> SET TASK
In the listing below, find every line with the string "text" and pull it out.
────────
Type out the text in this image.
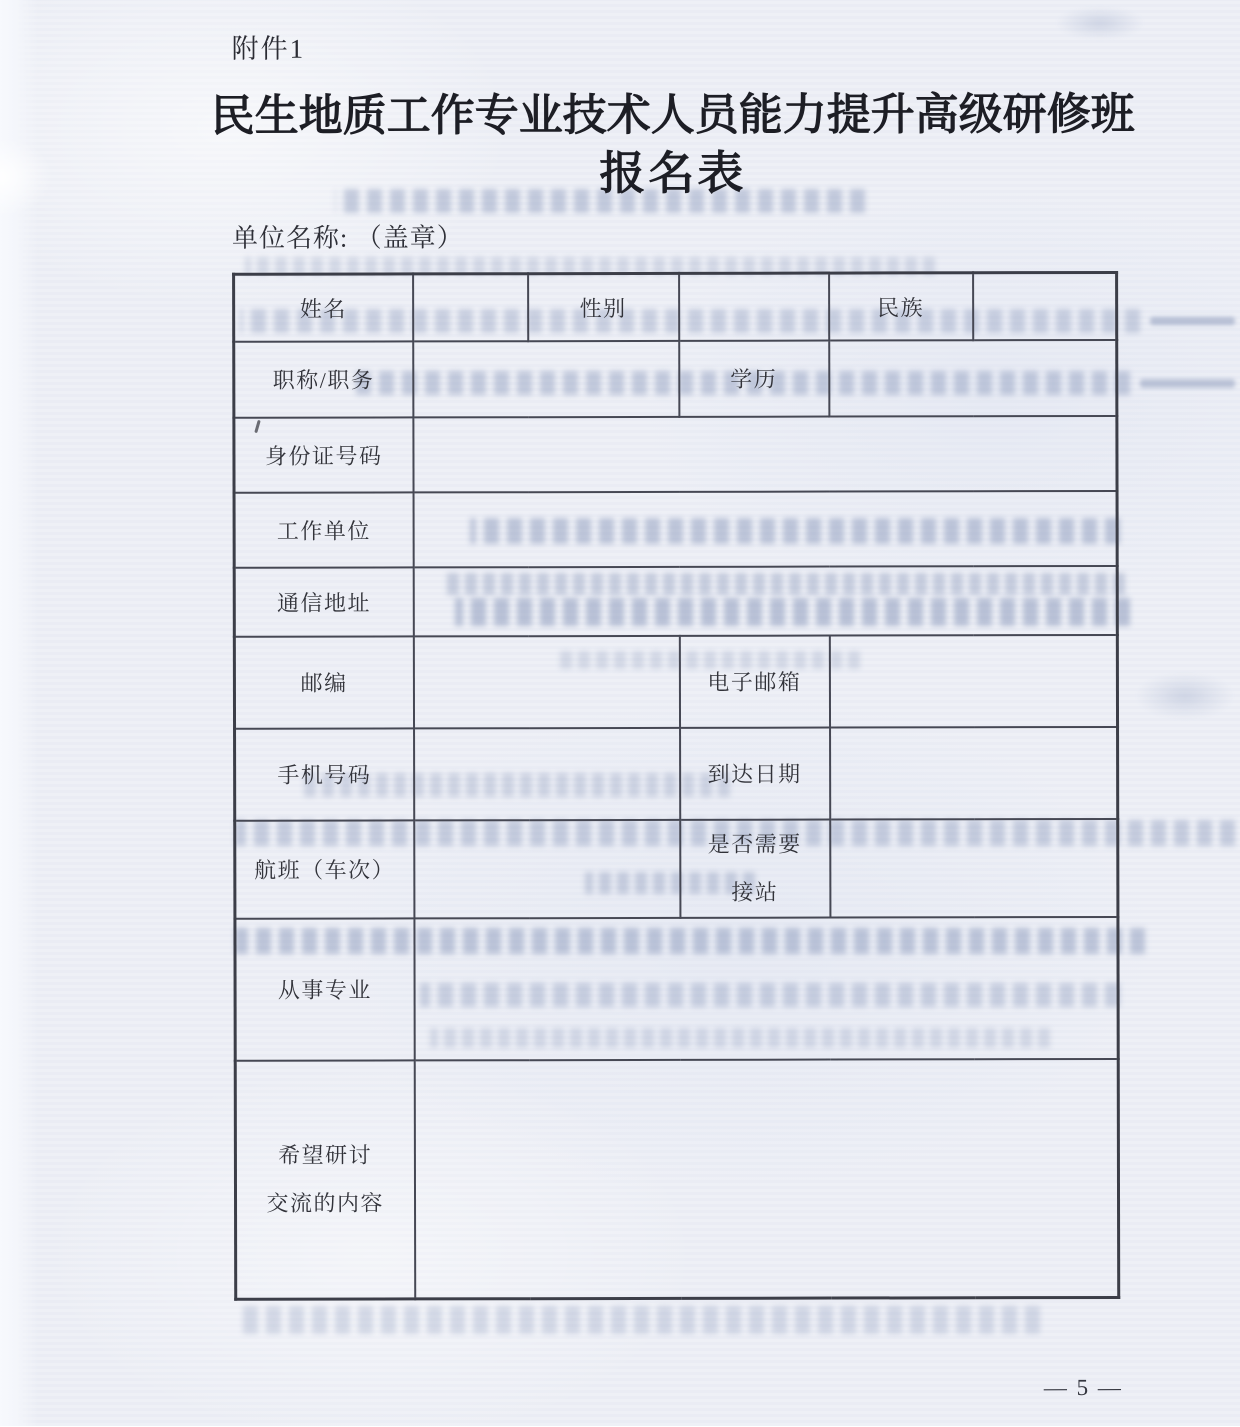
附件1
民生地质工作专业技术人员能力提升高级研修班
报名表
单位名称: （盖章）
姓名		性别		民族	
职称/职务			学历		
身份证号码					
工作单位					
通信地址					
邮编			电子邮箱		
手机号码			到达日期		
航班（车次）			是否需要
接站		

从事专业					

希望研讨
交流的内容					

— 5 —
────────
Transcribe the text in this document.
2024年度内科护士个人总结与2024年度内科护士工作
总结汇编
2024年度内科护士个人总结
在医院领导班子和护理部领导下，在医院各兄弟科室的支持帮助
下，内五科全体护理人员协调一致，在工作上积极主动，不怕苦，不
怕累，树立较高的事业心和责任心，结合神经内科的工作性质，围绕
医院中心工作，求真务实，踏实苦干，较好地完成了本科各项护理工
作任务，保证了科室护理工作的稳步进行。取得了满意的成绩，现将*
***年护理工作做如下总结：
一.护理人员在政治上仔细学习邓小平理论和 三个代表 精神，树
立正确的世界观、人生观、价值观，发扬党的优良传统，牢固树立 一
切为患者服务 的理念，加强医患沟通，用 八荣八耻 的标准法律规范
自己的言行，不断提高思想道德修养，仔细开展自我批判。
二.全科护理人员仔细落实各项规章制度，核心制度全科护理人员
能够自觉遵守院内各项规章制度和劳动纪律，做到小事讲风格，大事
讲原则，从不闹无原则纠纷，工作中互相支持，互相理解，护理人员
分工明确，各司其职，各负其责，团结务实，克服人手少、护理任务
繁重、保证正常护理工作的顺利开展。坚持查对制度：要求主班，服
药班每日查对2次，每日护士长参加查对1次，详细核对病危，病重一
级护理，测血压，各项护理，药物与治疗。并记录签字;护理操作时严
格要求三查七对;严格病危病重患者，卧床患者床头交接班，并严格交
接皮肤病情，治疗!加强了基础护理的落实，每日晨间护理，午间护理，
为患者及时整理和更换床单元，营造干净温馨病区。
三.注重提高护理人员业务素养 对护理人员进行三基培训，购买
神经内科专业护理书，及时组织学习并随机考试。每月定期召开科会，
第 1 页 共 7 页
────────
> RESPONSE TO THIS TASK
Type out the text in this image.
Transcribe the text in this document.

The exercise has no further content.